§ EXERCISE OBJECTIVE:
Check each line below for the word "title" and give the number of lines that have it, nothing more.

>> BEGIN

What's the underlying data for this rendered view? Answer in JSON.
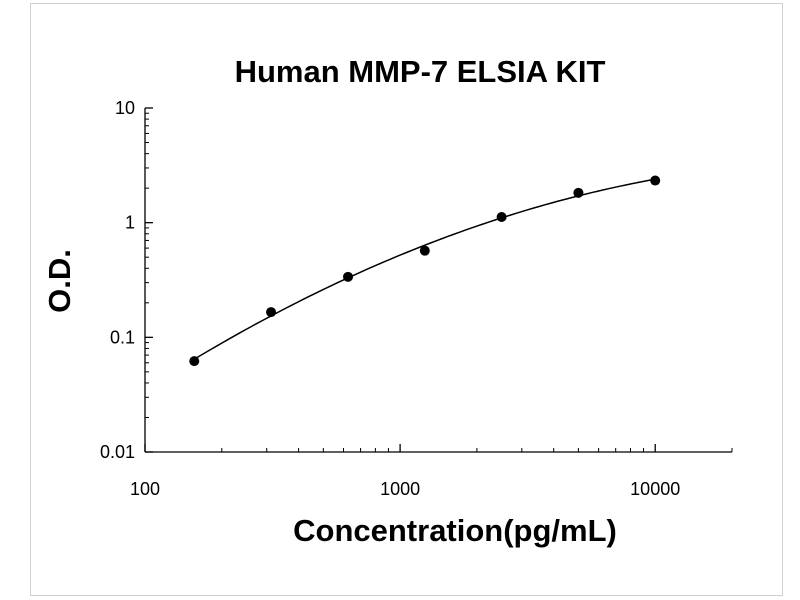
{
  "chart_data": {
    "type": "scatter",
    "title": "Human MMP-7 ELSIA KIT",
    "xlabel": "Concentration(pg/mL)",
    "ylabel": "O.D.",
    "x_scale": "log",
    "y_scale": "log",
    "xlim": [
      100,
      20000
    ],
    "ylim": [
      0.01,
      10
    ],
    "x_ticks": [
      "100",
      "1000",
      "10000"
    ],
    "y_ticks": [
      "10",
      "1",
      "0.1",
      "0.01"
    ],
    "grid": false,
    "legend": "none",
    "series": [
      {
        "values": [
          {
            "x": 156,
            "y": 0.062
          },
          {
            "x": 312,
            "y": 0.166
          },
          {
            "x": 625,
            "y": 0.337
          },
          {
            "x": 1250,
            "y": 0.57
          },
          {
            "x": 2500,
            "y": 1.12
          },
          {
            "x": 5000,
            "y": 1.82
          },
          {
            "x": 10000,
            "y": 2.33
          }
        ],
        "trendline": "fitted curve",
        "color": "#000000"
      }
    ]
  }
}
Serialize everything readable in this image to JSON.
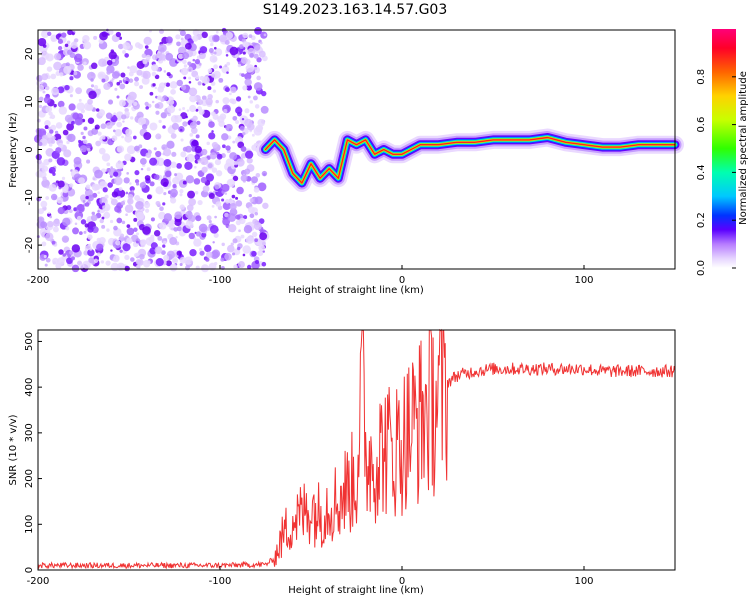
{
  "title": "S149.2023.163.14.57.G03",
  "chart_data": [
    {
      "type": "heatmap",
      "xlabel": "Height of straight line (km)",
      "ylabel": "Frequency (Hz)",
      "xlim": [
        -200,
        150
      ],
      "ylim": [
        -25,
        25
      ],
      "xticks": [
        -200,
        -100,
        0,
        100
      ],
      "yticks": [
        -20,
        -10,
        0,
        10,
        20
      ],
      "noise_region_x": [
        -200,
        -75
      ],
      "signal_track": {
        "x": [
          -75,
          -70,
          -65,
          -60,
          -55,
          -50,
          -45,
          -40,
          -35,
          -30,
          -25,
          -20,
          -15,
          -10,
          -5,
          0,
          10,
          20,
          30,
          40,
          50,
          60,
          70,
          80,
          85,
          90,
          100,
          110,
          120,
          130,
          140,
          150
        ],
        "frequency_hz": [
          0,
          2,
          0,
          -5,
          -7,
          -3,
          -6,
          -4,
          -6,
          2,
          1,
          2,
          -1,
          0,
          -1,
          -1,
          1,
          1,
          1.5,
          1.5,
          2,
          2,
          2,
          2.5,
          2,
          1.5,
          1,
          0.5,
          0.5,
          1,
          1,
          1
        ]
      },
      "colorbar": {
        "label": "Normalized spectral amplitude",
        "range": [
          0,
          1
        ],
        "ticks": [
          0.0,
          0.2,
          0.4,
          0.6,
          0.8
        ]
      }
    },
    {
      "type": "line",
      "xlabel": "Height of straight line (km)",
      "ylabel": "SNR (10 * v/v)",
      "xlim": [
        -200,
        150
      ],
      "ylim": [
        0,
        525
      ],
      "xticks": [
        -200,
        -100,
        0,
        100
      ],
      "yticks": [
        0,
        100,
        200,
        300,
        400,
        500
      ],
      "color": "#f03232",
      "series": [
        {
          "x": [
            -200,
            -150,
            -100,
            -75,
            -70,
            -65,
            -60,
            -55,
            -50,
            -45,
            -40,
            -35,
            -30,
            -25,
            -22,
            -20,
            -15,
            -10,
            -5,
            0,
            5,
            10,
            15,
            20,
            25,
            30,
            40,
            50,
            60,
            80,
            90,
            100,
            110,
            120,
            130,
            140,
            150
          ],
          "values": [
            10,
            10,
            10,
            12,
            25,
            80,
            110,
            120,
            140,
            120,
            150,
            150,
            180,
            200,
            450,
            250,
            240,
            270,
            260,
            280,
            310,
            330,
            360,
            380,
            410,
            425,
            435,
            440,
            440,
            440,
            440,
            440,
            435,
            435,
            435,
            435,
            435
          ]
        }
      ]
    }
  ]
}
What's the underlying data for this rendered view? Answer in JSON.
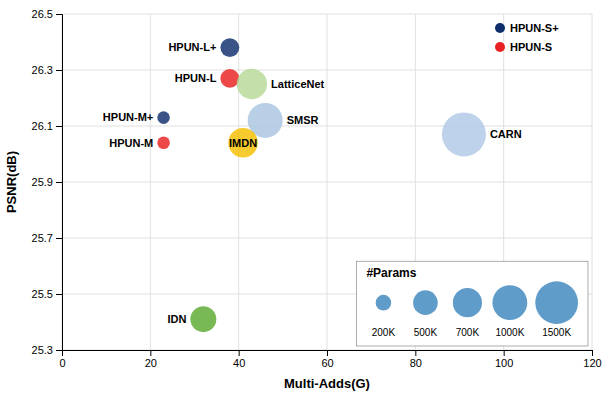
{
  "chart_data": {
    "type": "bubble",
    "xlabel": "Multi-Adds(G)",
    "ylabel": "PSNR(dB)",
    "labels": [
      "HPUN-L+",
      "HPUN-L",
      "LatticeNet",
      "SMSR",
      "IMDN",
      "HPUN-M+",
      "HPUN-M",
      "CARN",
      "IDN"
    ],
    "x": [
      38,
      38,
      43,
      46,
      41,
      23,
      23,
      91,
      32
    ],
    "values": [
      26.38,
      26.27,
      26.25,
      26.12,
      26.04,
      26.13,
      26.04,
      26.07,
      25.41
    ],
    "sizes": [
      294,
      294,
      756,
      1006,
      715,
      130,
      130,
      1592,
      553
    ],
    "colors": [
      "#0d2d6b",
      "#e82020",
      "#b8d898",
      "#aac4e0",
      "#f5c000",
      "#0d2d6b",
      "#e82020",
      "#b0c8e8",
      "#5aaa30"
    ],
    "annotations": [
      {
        "text": "HPUN-S+",
        "color": "#0d2d6b"
      },
      {
        "text": "HPUN-S",
        "color": "#e82020"
      }
    ],
    "size_ref": {
      "title": "#Params",
      "values": [
        200,
        500,
        700,
        1000,
        1500
      ],
      "labels": [
        "200K",
        "500K",
        "700K",
        "1000K",
        "1500K"
      ],
      "color": "#4a8ec2"
    },
    "xlim": [
      0,
      120
    ],
    "ylim": [
      25.3,
      26.5
    ],
    "xticks": [
      0,
      20,
      40,
      60,
      80,
      100,
      120
    ],
    "yticks": [
      25.3,
      25.5,
      25.7,
      25.9,
      26.1,
      26.3,
      26.5
    ],
    "grid": true
  }
}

>> END

§ ANSWER FOR THIS EXERCISE:
3